Did it? I know it’s not real evidence but I do not believe I ever heard the “Indians-are-bad-builders meme” - Irish yes (and pre-Fawlty Towers) but not Indians. Given that Indians have never been common in the building trade in the UK I can’t see where such a meme would have developed. I suspect it is specific to Phil the Greek.
As I said, I think it originated with shanty towns built by Indians out of scraps.
I’ve seen some actual cowboy workmanship when out hunting or otherwise exploring.
These are repairs made with whatever the man had available at the time without making a trip to the nearest store that might be 50 miles on mostly bad roads away. Some bailing wire, but mostly barbed wire, flattened tin cans, and sticks and scrap lumber scrounged on site seem to be the materials of choice. It is never pretty, but it worked, and often outlasted the windmill or whatever that it was fixing.
When you find this stuff in the middle of nowhere, it is a testament to ingenuity, and some of it borders on art.
The same work in a place with ready access to hardware stores and lumber yards just says, cheap, lazy, and too stupid to know any better.
It’s been years since I saw it, but didn’t Die Hard have a famous bit in it where the suave German terrorist leader calls Bruce Willis’ character a cowboy, and after that exchange, Willis delivers up the signature line of the movie “Yippie Ki Yay Motherfucker!”???

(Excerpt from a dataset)

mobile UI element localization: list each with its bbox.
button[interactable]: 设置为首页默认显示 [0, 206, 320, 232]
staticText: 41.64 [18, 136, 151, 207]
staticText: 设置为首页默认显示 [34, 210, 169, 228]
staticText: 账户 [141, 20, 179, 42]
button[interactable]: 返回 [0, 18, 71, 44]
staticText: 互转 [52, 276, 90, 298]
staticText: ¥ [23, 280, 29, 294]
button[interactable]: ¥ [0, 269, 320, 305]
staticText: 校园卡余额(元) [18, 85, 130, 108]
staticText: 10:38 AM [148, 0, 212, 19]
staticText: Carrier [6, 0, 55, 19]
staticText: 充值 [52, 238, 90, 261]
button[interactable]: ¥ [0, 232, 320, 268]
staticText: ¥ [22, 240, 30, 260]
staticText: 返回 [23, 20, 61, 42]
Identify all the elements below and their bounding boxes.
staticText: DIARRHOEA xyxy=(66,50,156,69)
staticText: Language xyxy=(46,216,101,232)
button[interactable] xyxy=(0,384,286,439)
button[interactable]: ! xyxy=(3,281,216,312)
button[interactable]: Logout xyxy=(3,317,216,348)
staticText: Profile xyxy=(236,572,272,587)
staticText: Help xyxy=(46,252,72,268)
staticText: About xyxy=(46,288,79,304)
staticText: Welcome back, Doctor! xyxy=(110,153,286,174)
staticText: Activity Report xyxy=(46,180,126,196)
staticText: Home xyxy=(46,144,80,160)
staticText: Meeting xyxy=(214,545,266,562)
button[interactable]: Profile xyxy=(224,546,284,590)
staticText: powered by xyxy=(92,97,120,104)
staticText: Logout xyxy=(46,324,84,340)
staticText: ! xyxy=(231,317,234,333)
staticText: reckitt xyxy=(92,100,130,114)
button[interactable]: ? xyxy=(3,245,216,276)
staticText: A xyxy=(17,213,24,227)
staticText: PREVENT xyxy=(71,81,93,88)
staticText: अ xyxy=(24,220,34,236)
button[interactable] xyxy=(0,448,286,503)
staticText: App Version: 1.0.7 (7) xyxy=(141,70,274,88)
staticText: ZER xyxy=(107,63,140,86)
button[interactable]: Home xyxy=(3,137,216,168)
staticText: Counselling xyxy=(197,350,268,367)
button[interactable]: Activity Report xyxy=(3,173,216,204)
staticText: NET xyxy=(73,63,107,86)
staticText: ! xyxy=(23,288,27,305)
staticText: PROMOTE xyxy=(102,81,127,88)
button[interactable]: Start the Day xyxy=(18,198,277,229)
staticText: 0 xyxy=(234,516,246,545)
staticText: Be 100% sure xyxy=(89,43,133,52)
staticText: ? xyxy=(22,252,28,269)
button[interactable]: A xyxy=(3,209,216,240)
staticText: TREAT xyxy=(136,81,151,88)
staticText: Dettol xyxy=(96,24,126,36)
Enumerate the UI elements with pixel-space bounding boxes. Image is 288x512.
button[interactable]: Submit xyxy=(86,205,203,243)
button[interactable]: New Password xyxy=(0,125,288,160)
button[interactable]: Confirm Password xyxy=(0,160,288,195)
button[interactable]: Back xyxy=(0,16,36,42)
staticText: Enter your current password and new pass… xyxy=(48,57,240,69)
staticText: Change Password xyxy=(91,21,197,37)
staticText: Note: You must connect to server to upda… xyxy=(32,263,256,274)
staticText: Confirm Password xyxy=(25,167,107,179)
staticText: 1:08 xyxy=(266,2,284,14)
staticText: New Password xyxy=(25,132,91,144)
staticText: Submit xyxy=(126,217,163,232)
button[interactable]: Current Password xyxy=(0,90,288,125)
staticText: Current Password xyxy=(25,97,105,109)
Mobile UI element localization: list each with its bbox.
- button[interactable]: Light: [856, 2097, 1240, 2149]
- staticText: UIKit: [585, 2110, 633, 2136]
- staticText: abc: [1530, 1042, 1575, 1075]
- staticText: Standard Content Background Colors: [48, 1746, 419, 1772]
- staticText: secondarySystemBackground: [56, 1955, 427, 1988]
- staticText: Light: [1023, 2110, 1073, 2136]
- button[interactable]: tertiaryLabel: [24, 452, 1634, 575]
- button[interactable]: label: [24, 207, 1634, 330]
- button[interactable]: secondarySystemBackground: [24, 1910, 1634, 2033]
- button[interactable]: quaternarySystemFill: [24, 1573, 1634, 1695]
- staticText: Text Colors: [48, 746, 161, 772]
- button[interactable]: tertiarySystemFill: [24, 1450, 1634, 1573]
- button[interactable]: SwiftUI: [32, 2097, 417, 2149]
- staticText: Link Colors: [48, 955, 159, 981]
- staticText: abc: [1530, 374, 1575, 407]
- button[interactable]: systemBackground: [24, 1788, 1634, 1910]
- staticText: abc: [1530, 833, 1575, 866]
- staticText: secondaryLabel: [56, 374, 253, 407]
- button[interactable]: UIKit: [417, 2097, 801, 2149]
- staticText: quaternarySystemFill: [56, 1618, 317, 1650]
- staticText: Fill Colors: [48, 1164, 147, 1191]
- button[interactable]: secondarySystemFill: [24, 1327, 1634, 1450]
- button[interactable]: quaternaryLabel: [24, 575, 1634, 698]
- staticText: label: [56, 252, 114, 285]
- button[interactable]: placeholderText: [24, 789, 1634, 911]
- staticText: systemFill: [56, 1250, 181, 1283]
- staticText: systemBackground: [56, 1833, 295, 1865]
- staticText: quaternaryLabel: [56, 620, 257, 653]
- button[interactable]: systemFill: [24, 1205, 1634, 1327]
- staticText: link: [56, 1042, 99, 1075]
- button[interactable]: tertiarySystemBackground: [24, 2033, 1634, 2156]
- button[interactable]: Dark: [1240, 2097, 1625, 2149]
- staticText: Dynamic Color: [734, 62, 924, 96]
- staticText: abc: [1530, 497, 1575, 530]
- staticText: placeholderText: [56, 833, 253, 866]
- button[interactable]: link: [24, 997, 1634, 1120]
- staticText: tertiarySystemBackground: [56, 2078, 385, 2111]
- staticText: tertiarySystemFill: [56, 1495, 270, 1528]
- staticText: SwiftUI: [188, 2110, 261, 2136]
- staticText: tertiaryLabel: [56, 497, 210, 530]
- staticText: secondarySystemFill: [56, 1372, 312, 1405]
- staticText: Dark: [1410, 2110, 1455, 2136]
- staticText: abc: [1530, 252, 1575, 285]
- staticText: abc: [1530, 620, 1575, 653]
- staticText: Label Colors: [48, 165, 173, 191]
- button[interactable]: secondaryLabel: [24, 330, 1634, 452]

__Exercises to complete__
1) Copy the records word for word, starting with their first line and ending after the line that contains "staticText: 返回 [23, 20, 61, 42]".
2) Pick up the discussion of cowboy workmanship and keep writing it from the point where it stops.

__Answers for the tasks__
1)
mobile UI element localization: list each with its bbox.
button[interactable]: 设置为首页默认显示 [0, 206, 320, 232]
staticText: 41.64 [18, 136, 151, 207]
staticText: 设置为首页默认显示 [34, 210, 169, 228]
staticText: 账户 [141, 20, 179, 42]
button[interactable]: 返回 [0, 18, 71, 44]
staticText: 互转 [52, 276, 90, 298]
staticText: ¥ [23, 280, 29, 294]
button[interactable]: ¥ [0, 269, 320, 305]
staticText: 校园卡余额(元) [18, 85, 130, 108]
staticText: 10:38 AM [148, 0, 212, 19]
staticText: Carrier [6, 0, 55, 19]
staticText: 充值 [52, 238, 90, 261]
button[interactable]: ¥ [0, 232, 320, 268]
staticText: ¥ [22, 240, 30, 260]
staticText: 返回 [23, 20, 61, 42]

2)
Some odd and amusing cross-cultural confusion occurred at the NZ software company I worked for a few years back when the new, American, VP of Development started. He was from northern CA, has a ranch, and used saddlebags where others might use a briefcase – no, really.
His use of Cowboy in suggesting that we, as a software company, should be more Cowboy-like was met with bewilderment and disbelief – NZ usage being more commonly like that of the UK.
Whereas he meant: tough, resilient, and adaptable.
(He had a great rodeo T-shirt that read: “Are you going to Cowboy up, or just lie there and bleed?”)
I would think the saying has a lot more to do with cowboys constantly traveling from job to job, moving to the next ranch with work or the next rodeo. The term gypsy contractor is used a lot for transient workers who are usually unlicensed and do shoddy work. The similarities with gypsy the lonesome cowboy moving from town to town knocking on doors looking for generally temporary work can’t be ignored.
What utter bollocks. Cite or withdraw.
Just something I heard somewhere.
Are you going to make the same demand to all the other suggested etymologies?